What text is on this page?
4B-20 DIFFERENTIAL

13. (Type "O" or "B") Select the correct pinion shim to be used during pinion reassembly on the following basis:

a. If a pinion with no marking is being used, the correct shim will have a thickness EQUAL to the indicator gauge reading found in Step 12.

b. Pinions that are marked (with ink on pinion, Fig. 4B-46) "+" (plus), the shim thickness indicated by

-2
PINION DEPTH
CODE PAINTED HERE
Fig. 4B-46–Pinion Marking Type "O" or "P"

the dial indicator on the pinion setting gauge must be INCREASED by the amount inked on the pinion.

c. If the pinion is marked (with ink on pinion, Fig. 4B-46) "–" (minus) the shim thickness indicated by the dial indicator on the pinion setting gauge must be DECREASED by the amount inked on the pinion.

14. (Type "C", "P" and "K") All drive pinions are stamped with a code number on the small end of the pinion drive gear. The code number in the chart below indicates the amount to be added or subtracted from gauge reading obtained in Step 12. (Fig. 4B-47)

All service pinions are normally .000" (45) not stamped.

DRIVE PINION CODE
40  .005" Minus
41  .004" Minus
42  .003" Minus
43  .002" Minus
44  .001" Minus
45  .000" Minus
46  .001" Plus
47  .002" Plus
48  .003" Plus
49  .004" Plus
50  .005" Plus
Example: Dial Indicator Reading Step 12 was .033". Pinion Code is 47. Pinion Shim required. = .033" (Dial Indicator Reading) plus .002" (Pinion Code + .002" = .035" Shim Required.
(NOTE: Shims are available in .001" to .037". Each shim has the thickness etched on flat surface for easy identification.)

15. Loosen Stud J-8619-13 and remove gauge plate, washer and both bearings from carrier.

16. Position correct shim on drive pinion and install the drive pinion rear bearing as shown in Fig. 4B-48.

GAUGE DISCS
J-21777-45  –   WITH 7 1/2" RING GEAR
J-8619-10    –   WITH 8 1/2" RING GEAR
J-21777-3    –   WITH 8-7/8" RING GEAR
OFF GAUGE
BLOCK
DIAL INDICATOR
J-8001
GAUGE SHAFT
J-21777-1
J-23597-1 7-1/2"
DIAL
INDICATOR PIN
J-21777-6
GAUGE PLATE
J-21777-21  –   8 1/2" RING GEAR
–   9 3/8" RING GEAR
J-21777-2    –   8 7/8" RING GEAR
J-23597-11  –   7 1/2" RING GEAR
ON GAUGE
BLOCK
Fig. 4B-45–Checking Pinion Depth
==
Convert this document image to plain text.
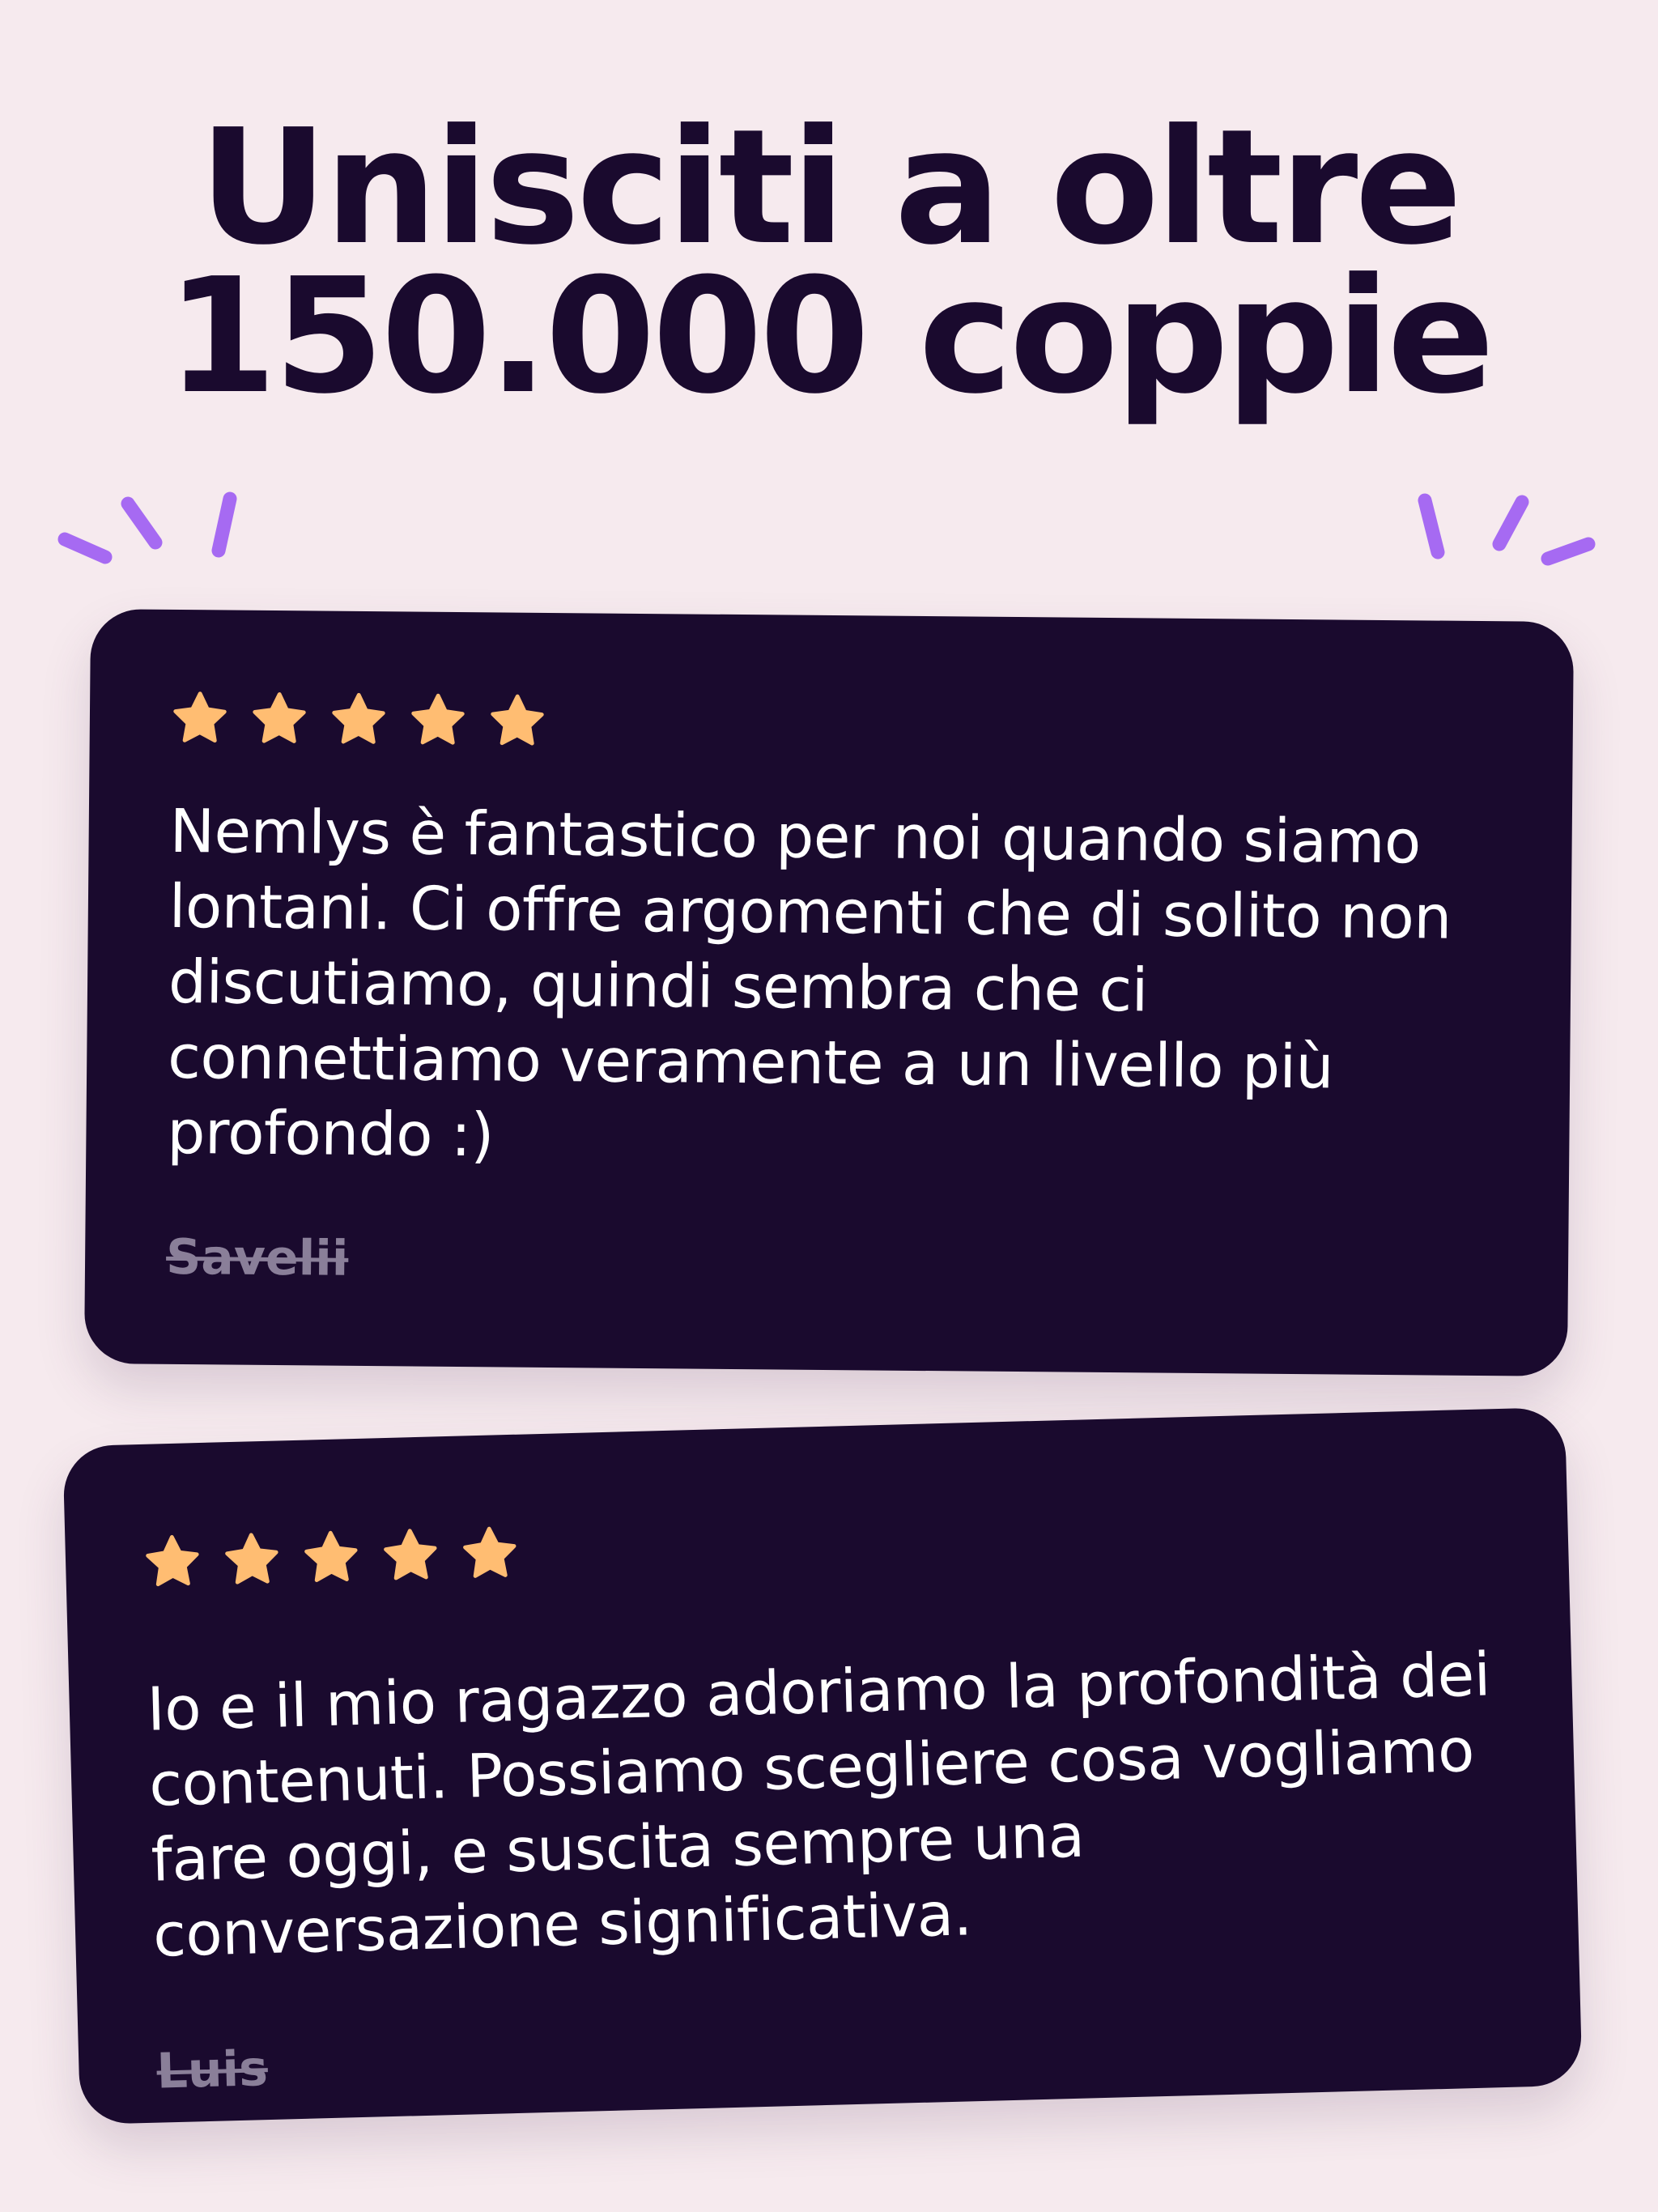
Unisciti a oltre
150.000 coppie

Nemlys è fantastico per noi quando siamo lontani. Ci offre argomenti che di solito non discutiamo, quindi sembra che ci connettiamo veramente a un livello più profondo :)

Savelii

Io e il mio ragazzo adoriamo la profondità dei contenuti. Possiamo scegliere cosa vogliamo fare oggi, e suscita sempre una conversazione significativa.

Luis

◆ Exercise brief: Look over the records above and copy each line that includes the string "marked".

◆ Correct output:
b. Pinions that are marked (with ink on pinion, Fig. 4B-46) "+" (plus), the shim thickness indicated by
c. If the pinion is marked (with ink on pinion, Fig. 4B-46) "–" (minus) the shim thickness indicated by the dial indicator on the pinion setting gauge must be DECREASED by the amount inked on the pinion.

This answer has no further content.